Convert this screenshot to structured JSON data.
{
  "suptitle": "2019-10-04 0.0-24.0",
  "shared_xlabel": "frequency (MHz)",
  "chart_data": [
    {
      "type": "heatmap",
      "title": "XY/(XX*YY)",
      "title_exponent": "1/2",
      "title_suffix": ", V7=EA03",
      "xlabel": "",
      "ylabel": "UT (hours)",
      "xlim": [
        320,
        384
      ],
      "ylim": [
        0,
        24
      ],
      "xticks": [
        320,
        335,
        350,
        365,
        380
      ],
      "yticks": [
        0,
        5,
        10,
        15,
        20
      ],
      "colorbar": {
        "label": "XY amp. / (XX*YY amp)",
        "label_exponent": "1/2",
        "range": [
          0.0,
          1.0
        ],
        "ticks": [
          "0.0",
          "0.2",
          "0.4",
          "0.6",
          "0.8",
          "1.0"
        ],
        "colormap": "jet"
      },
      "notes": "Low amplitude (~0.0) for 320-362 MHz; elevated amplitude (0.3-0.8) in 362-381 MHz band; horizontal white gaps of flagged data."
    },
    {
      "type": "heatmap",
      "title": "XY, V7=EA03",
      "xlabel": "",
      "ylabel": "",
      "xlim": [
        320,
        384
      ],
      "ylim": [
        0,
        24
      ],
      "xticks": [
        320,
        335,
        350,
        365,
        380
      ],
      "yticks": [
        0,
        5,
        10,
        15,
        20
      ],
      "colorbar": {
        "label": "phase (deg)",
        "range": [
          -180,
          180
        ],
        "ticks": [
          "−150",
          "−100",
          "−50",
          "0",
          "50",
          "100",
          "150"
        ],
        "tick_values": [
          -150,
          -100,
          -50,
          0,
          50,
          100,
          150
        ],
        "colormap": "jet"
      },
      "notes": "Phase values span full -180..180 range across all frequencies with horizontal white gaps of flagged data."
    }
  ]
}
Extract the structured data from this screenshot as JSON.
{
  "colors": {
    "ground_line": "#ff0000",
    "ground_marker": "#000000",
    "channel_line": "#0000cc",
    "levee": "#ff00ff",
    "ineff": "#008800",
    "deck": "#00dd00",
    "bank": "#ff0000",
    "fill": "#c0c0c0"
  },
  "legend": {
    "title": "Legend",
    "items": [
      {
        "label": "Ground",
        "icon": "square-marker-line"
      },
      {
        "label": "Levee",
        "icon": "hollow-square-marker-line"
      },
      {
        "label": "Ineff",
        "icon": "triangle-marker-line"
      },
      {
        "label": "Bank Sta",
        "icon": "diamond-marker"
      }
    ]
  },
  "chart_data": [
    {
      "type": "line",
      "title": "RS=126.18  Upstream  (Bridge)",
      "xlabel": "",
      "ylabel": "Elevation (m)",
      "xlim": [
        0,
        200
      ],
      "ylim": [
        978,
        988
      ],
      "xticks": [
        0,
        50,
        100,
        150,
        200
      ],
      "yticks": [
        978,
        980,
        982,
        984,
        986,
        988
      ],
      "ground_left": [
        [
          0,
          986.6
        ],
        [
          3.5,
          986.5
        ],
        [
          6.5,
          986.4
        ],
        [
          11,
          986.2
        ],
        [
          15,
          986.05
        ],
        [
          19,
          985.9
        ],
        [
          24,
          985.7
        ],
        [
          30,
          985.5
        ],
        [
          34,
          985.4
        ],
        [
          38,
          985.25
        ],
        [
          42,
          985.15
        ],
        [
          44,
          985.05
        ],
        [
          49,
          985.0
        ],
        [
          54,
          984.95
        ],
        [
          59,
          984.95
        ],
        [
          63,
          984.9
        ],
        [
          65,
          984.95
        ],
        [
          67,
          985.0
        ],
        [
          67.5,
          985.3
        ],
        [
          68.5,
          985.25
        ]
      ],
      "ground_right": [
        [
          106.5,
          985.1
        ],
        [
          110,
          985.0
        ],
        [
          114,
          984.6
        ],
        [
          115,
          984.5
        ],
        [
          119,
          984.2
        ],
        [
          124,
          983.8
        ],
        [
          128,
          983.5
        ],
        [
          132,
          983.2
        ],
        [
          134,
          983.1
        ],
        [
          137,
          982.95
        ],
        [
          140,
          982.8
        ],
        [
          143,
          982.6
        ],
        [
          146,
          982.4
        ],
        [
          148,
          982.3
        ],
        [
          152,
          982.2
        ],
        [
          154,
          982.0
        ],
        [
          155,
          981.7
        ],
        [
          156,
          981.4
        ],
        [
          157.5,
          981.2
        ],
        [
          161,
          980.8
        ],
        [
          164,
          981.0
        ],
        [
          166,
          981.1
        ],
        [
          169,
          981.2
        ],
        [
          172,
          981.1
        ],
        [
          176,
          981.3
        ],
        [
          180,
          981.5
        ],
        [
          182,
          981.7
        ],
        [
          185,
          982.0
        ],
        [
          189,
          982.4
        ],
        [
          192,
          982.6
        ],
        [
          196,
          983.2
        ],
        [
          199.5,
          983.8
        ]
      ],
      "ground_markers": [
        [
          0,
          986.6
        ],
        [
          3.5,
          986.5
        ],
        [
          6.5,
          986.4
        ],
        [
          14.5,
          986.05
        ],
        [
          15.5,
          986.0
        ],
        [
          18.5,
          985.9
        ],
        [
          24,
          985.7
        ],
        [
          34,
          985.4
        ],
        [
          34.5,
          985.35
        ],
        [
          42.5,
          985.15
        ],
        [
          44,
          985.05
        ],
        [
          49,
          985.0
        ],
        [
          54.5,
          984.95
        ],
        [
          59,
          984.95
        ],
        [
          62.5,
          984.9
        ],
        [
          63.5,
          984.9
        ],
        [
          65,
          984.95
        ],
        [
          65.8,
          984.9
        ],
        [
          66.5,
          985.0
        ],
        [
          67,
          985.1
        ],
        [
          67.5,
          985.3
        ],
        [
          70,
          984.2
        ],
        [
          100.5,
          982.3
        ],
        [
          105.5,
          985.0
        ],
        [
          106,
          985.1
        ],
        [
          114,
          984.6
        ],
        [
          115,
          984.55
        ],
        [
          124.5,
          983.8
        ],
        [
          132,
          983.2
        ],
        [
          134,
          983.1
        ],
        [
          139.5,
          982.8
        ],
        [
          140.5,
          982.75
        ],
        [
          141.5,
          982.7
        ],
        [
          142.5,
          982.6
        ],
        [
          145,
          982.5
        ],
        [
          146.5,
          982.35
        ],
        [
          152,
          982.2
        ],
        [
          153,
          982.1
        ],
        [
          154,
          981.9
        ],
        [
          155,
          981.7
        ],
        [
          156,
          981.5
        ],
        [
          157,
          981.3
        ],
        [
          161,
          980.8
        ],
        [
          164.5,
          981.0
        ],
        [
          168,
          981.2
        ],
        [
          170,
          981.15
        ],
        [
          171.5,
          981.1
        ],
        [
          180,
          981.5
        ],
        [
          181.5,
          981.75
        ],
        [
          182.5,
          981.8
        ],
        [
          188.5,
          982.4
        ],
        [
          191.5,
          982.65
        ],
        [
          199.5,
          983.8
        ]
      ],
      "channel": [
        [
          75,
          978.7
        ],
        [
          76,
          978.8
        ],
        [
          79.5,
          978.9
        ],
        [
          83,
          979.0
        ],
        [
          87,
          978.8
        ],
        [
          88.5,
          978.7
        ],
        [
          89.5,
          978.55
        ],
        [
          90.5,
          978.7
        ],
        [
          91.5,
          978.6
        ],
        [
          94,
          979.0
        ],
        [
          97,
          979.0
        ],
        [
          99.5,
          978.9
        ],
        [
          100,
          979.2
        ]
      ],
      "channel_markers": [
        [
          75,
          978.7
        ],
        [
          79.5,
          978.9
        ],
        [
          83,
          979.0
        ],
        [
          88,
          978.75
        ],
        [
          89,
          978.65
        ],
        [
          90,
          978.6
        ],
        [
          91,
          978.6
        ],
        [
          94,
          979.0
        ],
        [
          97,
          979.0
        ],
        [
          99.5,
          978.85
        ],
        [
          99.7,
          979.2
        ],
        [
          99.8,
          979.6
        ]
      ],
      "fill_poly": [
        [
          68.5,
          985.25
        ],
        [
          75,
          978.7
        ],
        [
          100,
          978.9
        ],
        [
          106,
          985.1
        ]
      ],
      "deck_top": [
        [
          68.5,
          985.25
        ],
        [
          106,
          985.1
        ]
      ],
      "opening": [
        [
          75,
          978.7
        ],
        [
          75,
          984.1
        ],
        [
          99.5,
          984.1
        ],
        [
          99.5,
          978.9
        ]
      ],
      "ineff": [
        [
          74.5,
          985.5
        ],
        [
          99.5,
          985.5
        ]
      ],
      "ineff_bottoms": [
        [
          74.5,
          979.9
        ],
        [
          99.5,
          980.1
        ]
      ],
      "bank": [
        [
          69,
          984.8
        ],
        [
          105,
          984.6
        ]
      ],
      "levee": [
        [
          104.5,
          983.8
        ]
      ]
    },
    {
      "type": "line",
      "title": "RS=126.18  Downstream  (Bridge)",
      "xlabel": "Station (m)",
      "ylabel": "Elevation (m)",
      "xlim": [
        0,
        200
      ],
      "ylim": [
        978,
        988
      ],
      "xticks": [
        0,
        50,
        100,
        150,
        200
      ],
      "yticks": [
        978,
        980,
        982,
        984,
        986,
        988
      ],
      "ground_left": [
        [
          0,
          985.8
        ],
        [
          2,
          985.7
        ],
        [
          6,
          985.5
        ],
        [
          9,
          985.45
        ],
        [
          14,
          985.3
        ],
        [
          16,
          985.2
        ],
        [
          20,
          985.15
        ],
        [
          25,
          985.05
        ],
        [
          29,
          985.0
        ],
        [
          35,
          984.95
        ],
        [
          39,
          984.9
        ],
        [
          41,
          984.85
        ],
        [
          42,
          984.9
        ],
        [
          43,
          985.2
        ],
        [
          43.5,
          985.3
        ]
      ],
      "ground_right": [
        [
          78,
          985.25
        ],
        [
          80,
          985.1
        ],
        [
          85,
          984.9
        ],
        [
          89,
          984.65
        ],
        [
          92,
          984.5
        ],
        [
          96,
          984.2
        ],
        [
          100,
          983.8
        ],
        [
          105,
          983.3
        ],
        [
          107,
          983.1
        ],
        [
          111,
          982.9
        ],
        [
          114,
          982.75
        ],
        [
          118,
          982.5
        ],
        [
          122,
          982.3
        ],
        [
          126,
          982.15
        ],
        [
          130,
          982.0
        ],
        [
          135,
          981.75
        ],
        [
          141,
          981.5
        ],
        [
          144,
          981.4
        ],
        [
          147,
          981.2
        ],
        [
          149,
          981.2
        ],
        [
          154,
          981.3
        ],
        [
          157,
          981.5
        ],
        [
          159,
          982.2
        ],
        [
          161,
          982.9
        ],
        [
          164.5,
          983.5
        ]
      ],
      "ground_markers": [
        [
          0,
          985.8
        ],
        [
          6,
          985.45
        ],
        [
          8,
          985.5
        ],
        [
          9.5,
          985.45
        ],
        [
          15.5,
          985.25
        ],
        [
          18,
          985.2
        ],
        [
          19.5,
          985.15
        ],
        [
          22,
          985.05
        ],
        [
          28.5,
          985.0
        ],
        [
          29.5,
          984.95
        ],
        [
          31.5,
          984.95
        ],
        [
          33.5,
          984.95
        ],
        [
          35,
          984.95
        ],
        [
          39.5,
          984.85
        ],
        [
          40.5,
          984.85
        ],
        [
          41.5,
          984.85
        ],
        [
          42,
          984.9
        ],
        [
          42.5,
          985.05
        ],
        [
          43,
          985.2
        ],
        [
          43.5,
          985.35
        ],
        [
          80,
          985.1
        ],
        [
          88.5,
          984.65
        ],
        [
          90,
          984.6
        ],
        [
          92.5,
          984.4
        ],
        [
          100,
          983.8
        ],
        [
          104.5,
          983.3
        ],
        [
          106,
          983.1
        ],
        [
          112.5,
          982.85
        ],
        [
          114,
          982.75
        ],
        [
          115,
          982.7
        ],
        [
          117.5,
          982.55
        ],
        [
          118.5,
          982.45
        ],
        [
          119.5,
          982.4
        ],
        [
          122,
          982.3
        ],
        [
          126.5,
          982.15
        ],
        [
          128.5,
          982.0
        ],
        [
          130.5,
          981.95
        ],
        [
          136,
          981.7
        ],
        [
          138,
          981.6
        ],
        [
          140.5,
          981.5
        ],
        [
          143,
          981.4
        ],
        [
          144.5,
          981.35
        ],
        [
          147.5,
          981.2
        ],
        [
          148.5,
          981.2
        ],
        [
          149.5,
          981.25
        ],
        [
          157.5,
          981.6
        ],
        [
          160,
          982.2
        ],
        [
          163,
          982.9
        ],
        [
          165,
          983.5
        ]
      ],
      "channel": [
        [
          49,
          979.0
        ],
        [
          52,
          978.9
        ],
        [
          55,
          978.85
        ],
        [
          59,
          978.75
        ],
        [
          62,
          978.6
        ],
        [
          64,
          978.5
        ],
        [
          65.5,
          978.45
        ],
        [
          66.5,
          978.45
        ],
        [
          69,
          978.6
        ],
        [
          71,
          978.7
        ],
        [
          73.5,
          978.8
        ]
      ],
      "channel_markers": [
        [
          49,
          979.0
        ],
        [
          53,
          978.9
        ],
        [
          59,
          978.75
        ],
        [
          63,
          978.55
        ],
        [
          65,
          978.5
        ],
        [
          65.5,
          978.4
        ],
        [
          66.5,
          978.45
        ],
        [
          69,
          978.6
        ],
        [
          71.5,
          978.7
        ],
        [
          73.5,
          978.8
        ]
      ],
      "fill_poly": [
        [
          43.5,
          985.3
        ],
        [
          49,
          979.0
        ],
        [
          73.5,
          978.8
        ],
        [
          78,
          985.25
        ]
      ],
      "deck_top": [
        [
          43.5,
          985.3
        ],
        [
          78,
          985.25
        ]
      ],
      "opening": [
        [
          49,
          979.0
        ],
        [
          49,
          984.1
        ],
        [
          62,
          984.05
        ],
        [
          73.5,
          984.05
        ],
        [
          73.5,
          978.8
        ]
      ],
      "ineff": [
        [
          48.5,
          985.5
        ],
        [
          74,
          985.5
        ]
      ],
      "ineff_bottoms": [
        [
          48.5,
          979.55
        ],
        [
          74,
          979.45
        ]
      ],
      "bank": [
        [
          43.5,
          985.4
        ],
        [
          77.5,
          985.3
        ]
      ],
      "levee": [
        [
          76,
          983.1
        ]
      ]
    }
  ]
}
⁂
Take every line containing the word "screenshot" and copy it.

Convert this screenshot to structured JSON data.
Extract the structured data from this screenshot as JSON.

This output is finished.